Task prompt:
Gather, from the data below, each line in which the word "name" occurs.

[Figure record extracts]
○ ○ ○ ○ ○

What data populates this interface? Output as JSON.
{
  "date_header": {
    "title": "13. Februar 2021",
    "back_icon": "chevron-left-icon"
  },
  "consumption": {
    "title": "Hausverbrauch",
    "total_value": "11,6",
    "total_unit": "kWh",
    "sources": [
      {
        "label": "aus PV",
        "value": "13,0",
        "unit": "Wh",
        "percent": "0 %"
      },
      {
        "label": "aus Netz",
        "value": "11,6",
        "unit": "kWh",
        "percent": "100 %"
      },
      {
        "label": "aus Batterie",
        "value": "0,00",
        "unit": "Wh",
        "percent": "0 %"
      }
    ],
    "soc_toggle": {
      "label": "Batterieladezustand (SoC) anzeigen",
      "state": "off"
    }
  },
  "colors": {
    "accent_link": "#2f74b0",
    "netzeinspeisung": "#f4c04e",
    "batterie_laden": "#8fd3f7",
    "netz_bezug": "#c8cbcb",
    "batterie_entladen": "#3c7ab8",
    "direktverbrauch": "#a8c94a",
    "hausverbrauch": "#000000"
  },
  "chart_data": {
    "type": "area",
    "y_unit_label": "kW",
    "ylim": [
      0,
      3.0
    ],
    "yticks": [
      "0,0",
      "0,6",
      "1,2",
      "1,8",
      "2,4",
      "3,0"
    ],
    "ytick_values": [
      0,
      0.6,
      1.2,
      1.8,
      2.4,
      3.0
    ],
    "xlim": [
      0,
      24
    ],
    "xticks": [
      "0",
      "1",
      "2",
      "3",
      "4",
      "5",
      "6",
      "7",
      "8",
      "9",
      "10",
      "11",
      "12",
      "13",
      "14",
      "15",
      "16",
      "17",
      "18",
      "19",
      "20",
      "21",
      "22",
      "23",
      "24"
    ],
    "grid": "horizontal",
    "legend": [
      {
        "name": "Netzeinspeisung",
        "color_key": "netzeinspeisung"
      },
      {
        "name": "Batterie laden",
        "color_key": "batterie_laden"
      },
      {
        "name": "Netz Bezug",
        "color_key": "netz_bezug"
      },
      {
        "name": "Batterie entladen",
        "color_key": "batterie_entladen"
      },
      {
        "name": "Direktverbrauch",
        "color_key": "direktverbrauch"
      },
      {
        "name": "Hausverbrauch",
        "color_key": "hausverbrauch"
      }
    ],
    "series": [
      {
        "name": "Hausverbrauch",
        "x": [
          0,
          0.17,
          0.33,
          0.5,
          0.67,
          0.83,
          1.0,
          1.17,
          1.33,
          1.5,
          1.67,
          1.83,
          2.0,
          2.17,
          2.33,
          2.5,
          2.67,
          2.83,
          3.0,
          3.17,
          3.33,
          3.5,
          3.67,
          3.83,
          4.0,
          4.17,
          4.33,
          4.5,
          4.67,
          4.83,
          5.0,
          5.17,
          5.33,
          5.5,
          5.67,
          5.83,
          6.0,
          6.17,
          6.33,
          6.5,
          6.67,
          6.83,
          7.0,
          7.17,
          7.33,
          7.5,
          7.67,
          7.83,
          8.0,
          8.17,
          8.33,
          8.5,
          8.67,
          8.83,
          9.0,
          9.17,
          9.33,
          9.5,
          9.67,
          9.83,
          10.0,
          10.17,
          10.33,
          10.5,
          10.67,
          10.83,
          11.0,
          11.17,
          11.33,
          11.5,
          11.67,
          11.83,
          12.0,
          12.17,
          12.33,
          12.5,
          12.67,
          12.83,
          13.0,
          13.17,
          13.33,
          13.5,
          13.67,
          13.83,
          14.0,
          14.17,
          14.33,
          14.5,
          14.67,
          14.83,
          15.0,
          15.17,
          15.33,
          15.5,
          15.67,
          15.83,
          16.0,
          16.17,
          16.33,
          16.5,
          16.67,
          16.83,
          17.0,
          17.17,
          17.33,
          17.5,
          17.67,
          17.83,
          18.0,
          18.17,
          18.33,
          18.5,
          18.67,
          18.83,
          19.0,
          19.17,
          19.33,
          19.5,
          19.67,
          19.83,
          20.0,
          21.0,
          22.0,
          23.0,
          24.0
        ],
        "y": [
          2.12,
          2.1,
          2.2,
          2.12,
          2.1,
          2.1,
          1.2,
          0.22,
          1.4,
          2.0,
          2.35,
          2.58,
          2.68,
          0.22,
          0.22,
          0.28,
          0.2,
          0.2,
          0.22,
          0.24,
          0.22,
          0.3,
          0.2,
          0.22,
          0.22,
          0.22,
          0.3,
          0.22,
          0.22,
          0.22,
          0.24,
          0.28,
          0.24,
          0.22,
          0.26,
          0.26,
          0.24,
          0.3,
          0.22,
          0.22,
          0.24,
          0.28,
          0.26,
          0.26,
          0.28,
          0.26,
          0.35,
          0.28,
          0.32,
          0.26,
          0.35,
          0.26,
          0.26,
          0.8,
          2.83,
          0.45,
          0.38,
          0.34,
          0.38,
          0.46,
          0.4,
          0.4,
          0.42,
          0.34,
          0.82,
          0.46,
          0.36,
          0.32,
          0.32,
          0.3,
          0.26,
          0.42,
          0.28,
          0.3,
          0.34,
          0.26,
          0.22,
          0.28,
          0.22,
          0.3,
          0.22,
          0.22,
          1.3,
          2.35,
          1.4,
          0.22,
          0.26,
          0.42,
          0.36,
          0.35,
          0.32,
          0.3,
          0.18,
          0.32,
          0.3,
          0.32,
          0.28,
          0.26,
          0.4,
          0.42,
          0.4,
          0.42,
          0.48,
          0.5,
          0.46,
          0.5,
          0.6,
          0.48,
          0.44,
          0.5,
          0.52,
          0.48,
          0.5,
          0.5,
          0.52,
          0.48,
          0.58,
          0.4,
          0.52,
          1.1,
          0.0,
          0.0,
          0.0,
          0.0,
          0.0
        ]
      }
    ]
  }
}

○ ○ ○ ○ ○

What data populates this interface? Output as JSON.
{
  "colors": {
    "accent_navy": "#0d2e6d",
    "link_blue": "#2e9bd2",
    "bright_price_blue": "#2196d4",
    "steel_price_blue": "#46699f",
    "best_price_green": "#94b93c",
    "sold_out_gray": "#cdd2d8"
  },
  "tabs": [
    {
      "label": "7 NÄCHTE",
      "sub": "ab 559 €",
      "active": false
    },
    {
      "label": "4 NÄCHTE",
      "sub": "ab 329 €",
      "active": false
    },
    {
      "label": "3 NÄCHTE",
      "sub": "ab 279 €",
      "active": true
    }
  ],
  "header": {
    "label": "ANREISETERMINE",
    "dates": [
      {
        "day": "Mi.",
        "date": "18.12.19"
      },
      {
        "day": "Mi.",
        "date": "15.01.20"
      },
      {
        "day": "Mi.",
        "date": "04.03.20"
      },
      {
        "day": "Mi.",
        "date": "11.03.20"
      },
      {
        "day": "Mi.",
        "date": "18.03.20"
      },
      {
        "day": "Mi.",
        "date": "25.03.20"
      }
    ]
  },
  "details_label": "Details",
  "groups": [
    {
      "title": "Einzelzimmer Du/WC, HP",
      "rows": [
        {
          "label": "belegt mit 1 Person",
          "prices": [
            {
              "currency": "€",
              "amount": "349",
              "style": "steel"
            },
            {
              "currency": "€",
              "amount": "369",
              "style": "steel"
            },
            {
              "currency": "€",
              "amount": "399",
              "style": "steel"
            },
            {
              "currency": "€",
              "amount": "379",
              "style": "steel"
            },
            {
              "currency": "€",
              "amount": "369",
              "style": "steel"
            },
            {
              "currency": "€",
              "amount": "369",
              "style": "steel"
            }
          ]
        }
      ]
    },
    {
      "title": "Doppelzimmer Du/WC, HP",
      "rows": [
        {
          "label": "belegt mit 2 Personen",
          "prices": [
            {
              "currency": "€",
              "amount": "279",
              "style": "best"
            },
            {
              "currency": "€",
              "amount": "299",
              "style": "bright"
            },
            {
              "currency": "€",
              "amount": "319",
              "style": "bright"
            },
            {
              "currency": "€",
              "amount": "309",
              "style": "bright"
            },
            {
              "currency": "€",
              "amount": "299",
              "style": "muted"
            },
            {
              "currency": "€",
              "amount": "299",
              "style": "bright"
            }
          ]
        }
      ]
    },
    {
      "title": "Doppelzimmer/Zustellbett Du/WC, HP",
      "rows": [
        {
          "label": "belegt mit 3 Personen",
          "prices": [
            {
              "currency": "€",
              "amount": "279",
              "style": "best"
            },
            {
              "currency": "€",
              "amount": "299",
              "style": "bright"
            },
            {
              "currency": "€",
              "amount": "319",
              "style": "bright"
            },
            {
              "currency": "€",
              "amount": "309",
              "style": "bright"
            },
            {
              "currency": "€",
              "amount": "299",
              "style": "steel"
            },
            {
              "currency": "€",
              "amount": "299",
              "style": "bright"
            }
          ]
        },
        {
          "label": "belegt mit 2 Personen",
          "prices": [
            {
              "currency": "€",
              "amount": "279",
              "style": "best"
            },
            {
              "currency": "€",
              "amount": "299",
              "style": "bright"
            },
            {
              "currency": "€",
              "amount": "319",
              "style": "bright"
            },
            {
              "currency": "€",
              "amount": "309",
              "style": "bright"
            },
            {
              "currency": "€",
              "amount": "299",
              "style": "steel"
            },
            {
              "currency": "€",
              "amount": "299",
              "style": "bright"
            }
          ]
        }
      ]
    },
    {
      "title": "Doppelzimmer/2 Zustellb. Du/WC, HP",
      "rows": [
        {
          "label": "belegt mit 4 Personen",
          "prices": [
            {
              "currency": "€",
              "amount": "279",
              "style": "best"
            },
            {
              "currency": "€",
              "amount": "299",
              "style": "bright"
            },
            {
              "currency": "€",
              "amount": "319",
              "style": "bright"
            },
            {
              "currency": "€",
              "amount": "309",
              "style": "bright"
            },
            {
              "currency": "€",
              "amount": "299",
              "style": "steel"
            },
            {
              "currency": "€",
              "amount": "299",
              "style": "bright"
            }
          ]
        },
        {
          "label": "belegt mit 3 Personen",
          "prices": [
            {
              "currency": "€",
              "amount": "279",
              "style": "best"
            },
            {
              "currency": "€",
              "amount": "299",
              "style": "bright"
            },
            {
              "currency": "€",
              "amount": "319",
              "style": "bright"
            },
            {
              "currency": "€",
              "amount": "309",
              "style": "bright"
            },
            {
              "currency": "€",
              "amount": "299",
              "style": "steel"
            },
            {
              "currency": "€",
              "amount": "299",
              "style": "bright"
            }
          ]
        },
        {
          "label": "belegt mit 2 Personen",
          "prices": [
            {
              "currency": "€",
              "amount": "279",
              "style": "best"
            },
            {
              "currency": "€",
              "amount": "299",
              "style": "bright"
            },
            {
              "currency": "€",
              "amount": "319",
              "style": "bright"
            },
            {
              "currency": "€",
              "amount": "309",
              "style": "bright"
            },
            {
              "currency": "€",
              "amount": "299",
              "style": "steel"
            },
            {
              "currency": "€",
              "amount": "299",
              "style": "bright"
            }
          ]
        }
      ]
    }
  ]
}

○ ○ ○ ○ ○

The reply:
        "name": "Netzeinspeisung",
        "name": "Batterie laden",
        "name": "Netz Bezug",
        "name": "Batterie entladen",
        "name": "Direktverbrauch",
        "name": "Hausverbrauch",
        "name": "Hausverbrauch",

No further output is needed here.